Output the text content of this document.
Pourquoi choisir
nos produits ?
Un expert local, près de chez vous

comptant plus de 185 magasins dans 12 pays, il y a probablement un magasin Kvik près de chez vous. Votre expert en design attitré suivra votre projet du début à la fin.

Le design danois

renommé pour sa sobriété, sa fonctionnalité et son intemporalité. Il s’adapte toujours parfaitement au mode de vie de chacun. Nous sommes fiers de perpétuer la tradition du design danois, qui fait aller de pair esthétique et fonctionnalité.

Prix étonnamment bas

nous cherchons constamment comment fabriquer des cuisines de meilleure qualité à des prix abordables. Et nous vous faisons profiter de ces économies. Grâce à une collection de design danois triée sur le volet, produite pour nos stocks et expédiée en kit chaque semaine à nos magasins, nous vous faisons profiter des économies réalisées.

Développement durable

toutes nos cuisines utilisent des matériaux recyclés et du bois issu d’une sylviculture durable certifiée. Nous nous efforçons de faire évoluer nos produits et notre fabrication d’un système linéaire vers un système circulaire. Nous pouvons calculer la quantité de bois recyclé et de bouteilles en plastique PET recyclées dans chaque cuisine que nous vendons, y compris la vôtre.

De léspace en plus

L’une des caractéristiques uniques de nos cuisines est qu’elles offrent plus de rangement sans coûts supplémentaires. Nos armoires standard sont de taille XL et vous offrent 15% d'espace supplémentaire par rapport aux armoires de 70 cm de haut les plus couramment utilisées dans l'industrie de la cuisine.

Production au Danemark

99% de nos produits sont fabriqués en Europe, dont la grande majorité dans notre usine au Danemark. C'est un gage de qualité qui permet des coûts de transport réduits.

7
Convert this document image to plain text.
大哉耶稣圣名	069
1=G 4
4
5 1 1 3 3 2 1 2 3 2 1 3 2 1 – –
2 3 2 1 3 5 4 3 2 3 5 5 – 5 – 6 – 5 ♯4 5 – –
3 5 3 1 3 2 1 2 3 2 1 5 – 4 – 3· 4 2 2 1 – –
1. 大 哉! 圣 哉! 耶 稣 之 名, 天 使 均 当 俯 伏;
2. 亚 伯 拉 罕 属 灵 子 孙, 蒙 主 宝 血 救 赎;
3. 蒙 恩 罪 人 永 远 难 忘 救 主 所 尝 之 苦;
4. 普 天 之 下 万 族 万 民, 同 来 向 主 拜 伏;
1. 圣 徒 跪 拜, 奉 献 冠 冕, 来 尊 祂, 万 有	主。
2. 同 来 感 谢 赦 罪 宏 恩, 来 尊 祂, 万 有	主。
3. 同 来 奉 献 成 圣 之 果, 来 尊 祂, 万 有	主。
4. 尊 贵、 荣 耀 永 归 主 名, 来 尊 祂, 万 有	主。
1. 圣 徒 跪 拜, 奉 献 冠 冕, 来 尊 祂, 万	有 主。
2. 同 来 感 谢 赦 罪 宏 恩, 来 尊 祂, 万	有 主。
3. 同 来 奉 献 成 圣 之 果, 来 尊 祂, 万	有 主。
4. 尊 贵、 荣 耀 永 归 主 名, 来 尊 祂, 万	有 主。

» DIRECTIVE: Copy out all the entries shown above, character for character.

» EXERCISE OUTPUT:
Output the text content of this document.
Pourquoi choisir
nos produits ?
Un expert local, près de chez vous

comptant plus de 185 magasins dans 12 pays, il y a probablement un magasin Kvik près de chez vous. Votre expert en design attitré suivra votre projet du début à la fin.

Le design danois

renommé pour sa sobriété, sa fonctionnalité et son intemporalité. Il s’adapte toujours parfaitement au mode de vie de chacun. Nous sommes fiers de perpétuer la tradition du design danois, qui fait aller de pair esthétique et fonctionnalité.

Prix étonnamment bas

nous cherchons constamment comment fabriquer des cuisines de meilleure qualité à des prix abordables. Et nous vous faisons profiter de ces économies. Grâce à une collection de design danois triée sur le volet, produite pour nos stocks et expédiée en kit chaque semaine à nos magasins, nous vous faisons profiter des économies réalisées.

Développement durable

toutes nos cuisines utilisent des matériaux recyclés et du bois issu d’une sylviculture durable certifiée. Nous nous efforçons de faire évoluer nos produits et notre fabrication d’un système linéaire vers un système circulaire. Nous pouvons calculer la quantité de bois recyclé et de bouteilles en plastique PET recyclées dans chaque cuisine que nous vendons, y compris la vôtre.

De léspace en plus

L’une des caractéristiques uniques de nos cuisines est qu’elles offrent plus de rangement sans coûts supplémentaires. Nos armoires standard sont de taille XL et vous offrent 15% d'espace supplémentaire par rapport aux armoires de 70 cm de haut les plus couramment utilisées dans l'industrie de la cuisine.

Production au Danemark

99% de nos produits sont fabriqués en Europe, dont la grande majorité dans notre usine au Danemark. C'est un gage de qualité qui permet des coûts de transport réduits.

7
Convert this document image to plain text.
大哉耶稣圣名	069
1=G 4
4
5 1 1 3 3 2 1 2 3 2 1 3 2 1 – –
2 3 2 1 3 5 4 3 2 3 5 5 – 5 – 6 – 5 ♯4 5 – –
3 5 3 1 3 2 1 2 3 2 1 5 – 4 – 3· 4 2 2 1 – –
1. 大 哉! 圣 哉! 耶 稣 之 名, 天 使 均 当 俯 伏;
2. 亚 伯 拉 罕 属 灵 子 孙, 蒙 主 宝 血 救 赎;
3. 蒙 恩 罪 人 永 远 难 忘 救 主 所 尝 之 苦;
4. 普 天 之 下 万 族 万 民, 同 来 向 主 拜 伏;
1. 圣 徒 跪 拜, 奉 献 冠 冕, 来 尊 祂, 万 有	主。
2. 同 来 感 谢 赦 罪 宏 恩, 来 尊 祂, 万 有	主。
3. 同 来 奉 献 成 圣 之 果, 来 尊 祂, 万 有	主。
4. 尊 贵、 荣 耀 永 归 主 名, 来 尊 祂, 万 有	主。
1. 圣 徒 跪 拜, 奉 献 冠 冕, 来 尊 祂, 万	有 主。
2. 同 来 感 谢 赦 罪 宏 恩, 来 尊 祂, 万	有 主。
3. 同 来 奉 献 成 圣 之 果, 来 尊 祂, 万	有 主。
4. 尊 贵、 荣 耀 永 归 主 名, 来 尊 祂, 万	有 主。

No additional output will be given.